Do this → Pictures do not belong in your copy. Repeat all the other data exactly.

Stored records
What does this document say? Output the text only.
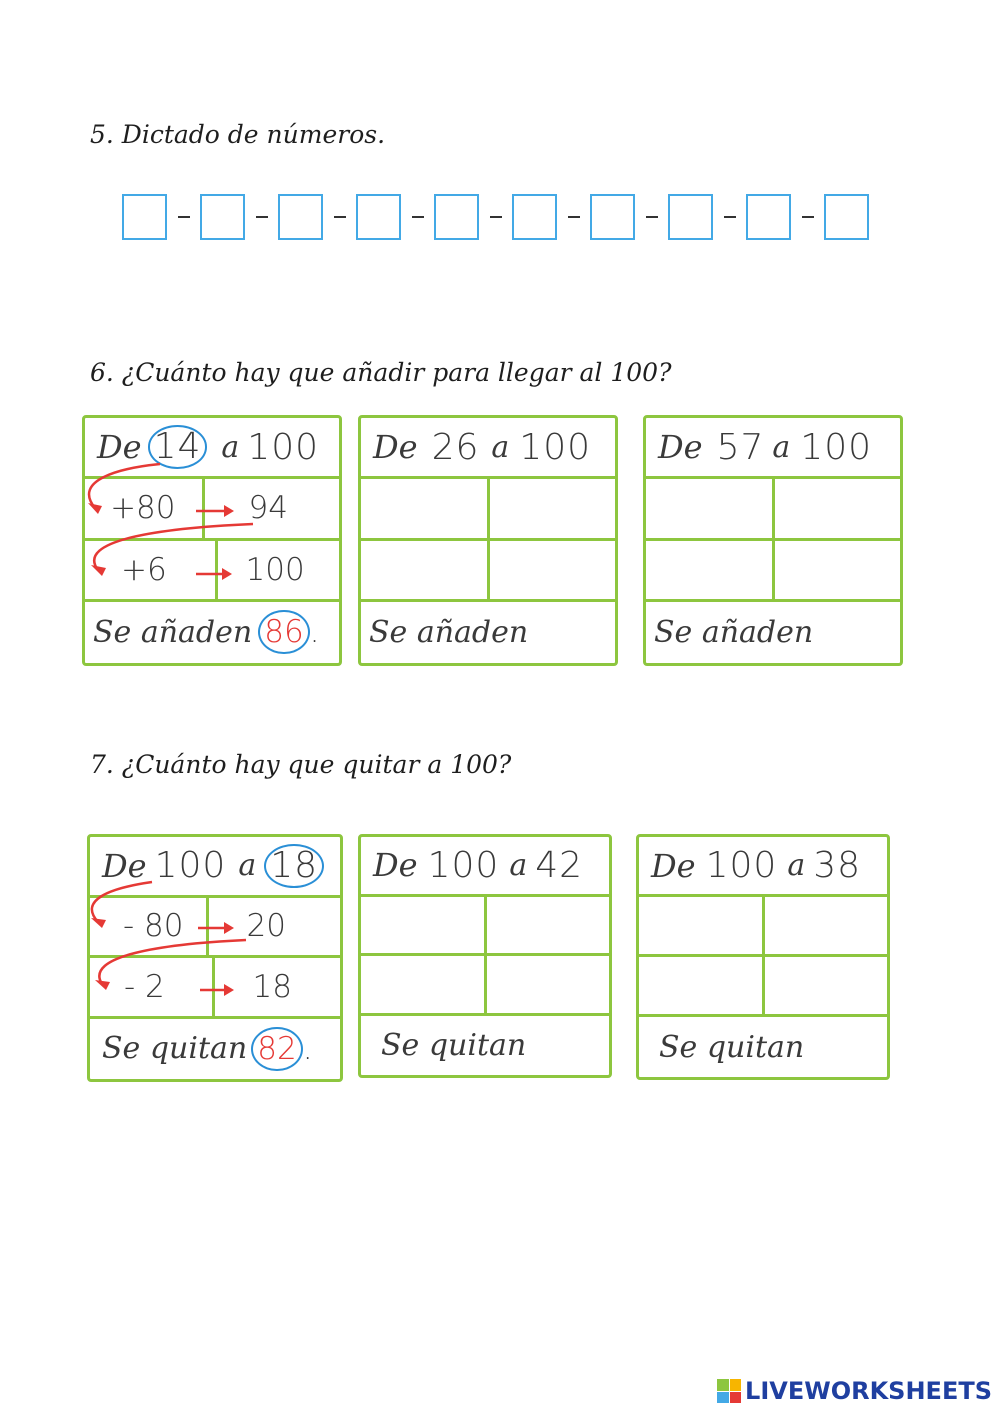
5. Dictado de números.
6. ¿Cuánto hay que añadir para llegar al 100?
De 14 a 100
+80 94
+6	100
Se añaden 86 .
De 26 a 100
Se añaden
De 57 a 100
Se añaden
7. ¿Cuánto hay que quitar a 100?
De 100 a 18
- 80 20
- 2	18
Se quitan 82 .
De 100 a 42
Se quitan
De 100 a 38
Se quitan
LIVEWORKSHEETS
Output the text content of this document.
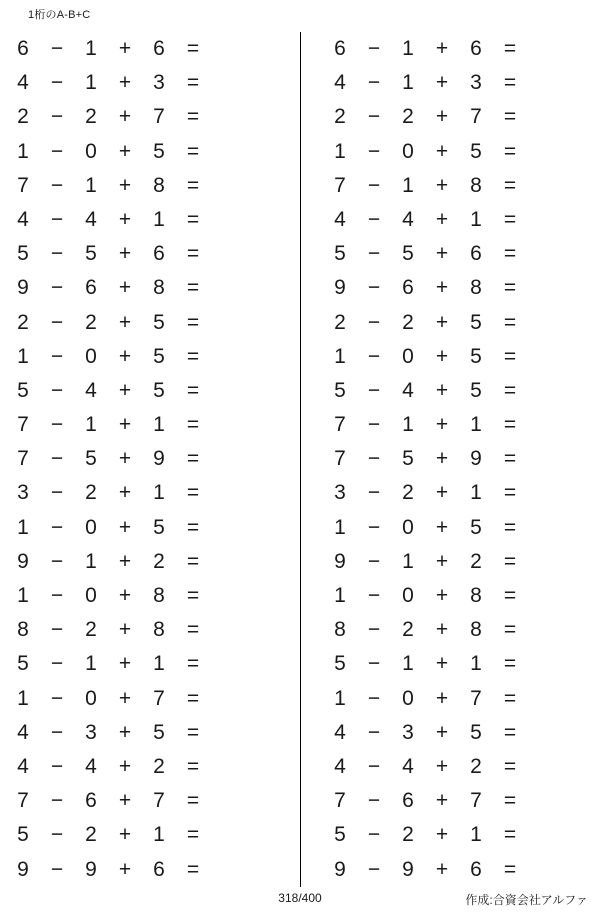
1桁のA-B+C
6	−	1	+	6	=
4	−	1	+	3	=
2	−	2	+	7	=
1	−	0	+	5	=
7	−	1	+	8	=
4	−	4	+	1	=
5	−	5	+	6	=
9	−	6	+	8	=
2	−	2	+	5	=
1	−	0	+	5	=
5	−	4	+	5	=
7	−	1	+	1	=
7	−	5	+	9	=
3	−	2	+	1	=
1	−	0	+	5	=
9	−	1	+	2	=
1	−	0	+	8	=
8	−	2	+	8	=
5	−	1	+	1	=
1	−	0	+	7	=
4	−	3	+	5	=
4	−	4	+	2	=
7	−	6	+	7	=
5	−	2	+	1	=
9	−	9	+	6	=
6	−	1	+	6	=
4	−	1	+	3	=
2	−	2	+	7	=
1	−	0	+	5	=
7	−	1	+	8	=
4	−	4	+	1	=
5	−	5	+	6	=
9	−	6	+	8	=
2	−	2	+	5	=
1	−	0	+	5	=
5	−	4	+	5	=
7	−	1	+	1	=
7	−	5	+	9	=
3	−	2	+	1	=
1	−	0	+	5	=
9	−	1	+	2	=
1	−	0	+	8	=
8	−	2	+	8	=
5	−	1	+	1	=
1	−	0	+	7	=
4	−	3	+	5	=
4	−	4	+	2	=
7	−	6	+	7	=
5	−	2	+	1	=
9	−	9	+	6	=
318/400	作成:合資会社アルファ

Final result →
What does this document say? Output the text only.
5. Dictado de números.
6. ¿Cuánto hay que añadir para llegar al 100?
De 14 a 100
+80 94
+6	100
Se añaden 86 .
De 26 a 100
Se añaden
De 57 a 100
Se añaden
7. ¿Cuánto hay que quitar a 100?
De 100 a 18
- 80 20
- 2	18
Se quitan 82 .
De 100 a 42
Se quitan
De 100 a 38
Se quitan
LIVEWORKSHEETS
Output the text content of this document.
1桁のA-B+C
6	−	1	+	6	=
4	−	1	+	3	=
2	−	2	+	7	=
1	−	0	+	5	=
7	−	1	+	8	=
4	−	4	+	1	=
5	−	5	+	6	=
9	−	6	+	8	=
2	−	2	+	5	=
1	−	0	+	5	=
5	−	4	+	5	=
7	−	1	+	1	=
7	−	5	+	9	=
3	−	2	+	1	=
1	−	0	+	5	=
9	−	1	+	2	=
1	−	0	+	8	=
8	−	2	+	8	=
5	−	1	+	1	=
1	−	0	+	7	=
4	−	3	+	5	=
4	−	4	+	2	=
7	−	6	+	7	=
5	−	2	+	1	=
9	−	9	+	6	=
6	−	1	+	6	=
4	−	1	+	3	=
2	−	2	+	7	=
1	−	0	+	5	=
7	−	1	+	8	=
4	−	4	+	1	=
5	−	5	+	6	=
9	−	6	+	8	=
2	−	2	+	5	=
1	−	0	+	5	=
5	−	4	+	5	=
7	−	1	+	1	=
7	−	5	+	9	=
3	−	2	+	1	=
1	−	0	+	5	=
9	−	1	+	2	=
1	−	0	+	8	=
8	−	2	+	8	=
5	−	1	+	1	=
1	−	0	+	7	=
4	−	3	+	5	=
4	−	4	+	2	=
7	−	6	+	7	=
5	−	2	+	1	=
9	−	9	+	6	=
318/400	作成:合資会社アルファ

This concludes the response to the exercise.